[Recorded data]
+++

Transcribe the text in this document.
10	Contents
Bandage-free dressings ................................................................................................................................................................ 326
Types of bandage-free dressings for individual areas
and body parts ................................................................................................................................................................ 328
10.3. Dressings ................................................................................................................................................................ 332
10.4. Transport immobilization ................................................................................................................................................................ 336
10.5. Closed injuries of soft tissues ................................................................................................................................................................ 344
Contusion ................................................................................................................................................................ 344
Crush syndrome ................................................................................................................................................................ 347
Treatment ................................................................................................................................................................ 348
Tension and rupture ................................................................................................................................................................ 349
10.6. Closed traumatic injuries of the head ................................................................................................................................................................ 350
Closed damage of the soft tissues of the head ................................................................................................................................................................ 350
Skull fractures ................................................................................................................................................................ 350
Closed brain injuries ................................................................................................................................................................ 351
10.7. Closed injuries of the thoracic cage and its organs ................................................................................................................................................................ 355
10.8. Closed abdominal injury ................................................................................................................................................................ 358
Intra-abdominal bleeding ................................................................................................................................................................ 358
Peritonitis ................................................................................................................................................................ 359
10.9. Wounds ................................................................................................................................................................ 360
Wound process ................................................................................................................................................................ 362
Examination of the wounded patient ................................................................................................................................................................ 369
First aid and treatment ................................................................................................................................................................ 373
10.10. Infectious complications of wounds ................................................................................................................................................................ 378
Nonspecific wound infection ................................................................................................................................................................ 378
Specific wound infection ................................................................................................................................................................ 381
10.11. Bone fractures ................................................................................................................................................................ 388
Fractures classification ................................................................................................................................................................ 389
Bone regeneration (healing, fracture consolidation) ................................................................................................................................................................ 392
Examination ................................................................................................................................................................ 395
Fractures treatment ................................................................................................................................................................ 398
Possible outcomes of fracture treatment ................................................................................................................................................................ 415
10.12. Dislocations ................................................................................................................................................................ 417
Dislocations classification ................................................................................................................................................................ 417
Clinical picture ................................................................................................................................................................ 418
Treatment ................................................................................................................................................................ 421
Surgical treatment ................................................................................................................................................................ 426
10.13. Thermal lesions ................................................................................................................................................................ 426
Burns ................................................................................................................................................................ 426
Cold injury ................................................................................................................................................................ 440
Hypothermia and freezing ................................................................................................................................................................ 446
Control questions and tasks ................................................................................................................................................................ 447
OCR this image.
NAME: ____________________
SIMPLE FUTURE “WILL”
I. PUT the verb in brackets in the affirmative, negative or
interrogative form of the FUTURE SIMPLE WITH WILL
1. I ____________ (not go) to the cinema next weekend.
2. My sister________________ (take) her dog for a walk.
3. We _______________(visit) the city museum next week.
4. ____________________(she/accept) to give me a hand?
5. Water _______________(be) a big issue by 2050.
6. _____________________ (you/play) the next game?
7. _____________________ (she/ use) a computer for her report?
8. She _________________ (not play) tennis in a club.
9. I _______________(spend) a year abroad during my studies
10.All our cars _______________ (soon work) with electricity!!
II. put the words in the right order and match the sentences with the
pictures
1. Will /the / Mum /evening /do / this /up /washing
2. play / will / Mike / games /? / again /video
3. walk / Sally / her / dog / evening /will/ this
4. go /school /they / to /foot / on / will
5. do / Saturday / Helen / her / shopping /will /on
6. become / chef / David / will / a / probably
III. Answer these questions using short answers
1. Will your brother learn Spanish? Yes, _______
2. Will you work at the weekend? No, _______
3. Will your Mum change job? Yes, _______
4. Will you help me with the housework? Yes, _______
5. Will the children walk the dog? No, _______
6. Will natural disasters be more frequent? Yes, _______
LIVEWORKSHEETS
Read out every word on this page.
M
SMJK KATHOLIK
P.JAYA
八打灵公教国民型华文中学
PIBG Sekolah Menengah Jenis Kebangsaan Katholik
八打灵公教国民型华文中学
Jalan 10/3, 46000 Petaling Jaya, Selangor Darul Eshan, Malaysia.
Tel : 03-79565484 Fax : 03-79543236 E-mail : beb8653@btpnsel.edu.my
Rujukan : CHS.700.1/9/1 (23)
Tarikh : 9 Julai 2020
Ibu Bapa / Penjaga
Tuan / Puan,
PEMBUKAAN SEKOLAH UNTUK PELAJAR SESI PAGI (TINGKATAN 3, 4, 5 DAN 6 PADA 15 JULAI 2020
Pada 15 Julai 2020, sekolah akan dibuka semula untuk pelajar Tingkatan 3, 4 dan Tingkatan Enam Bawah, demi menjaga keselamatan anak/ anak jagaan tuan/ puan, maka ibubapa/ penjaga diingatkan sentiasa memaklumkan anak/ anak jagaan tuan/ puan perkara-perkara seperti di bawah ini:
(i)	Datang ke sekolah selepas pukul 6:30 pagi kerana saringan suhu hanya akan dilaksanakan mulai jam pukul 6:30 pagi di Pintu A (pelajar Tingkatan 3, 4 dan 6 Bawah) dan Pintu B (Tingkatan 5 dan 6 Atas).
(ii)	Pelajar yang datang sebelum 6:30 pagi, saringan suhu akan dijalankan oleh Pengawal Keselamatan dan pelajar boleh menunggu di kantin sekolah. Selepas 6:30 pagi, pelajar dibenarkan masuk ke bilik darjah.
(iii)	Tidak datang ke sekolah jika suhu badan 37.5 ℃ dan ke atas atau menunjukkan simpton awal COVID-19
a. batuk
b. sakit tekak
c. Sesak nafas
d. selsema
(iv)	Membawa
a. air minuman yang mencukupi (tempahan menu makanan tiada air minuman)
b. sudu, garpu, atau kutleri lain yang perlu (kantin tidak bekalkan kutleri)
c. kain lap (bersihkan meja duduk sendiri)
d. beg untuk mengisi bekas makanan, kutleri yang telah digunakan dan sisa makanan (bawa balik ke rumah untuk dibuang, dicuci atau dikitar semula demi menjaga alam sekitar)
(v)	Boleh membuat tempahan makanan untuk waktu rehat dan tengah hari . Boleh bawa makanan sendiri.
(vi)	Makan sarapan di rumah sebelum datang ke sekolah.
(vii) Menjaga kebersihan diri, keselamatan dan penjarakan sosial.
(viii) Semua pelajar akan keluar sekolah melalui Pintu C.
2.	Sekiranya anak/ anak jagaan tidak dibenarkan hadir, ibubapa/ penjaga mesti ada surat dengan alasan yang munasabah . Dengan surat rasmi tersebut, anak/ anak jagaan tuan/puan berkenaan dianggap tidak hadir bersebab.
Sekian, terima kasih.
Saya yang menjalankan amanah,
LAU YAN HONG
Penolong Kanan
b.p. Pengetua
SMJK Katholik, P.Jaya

+++

## WHAT IS BEING ASKED
Gather each line from the entries above that includes the word "semula".

## THE ANSWER
Pada 15 Julai 2020, sekolah akan dibuka semula untuk pelajar Tingkatan 3, 4 dan Tingkatan Enam Bawah, demi menjaga keselamatan anak/ anak jagaan tuan/ puan, maka ibubapa/ penjaga diingatkan sentiasa memaklumkan anak/ anak jagaan tuan/ puan perkara-perkara seperti di bawah ini:
d. beg untuk mengisi bekas makanan, kutleri yang telah digunakan dan sisa makanan (bawa balik ke rumah untuk dibuang, dicuci atau dikitar semula demi menjaga alam sekitar)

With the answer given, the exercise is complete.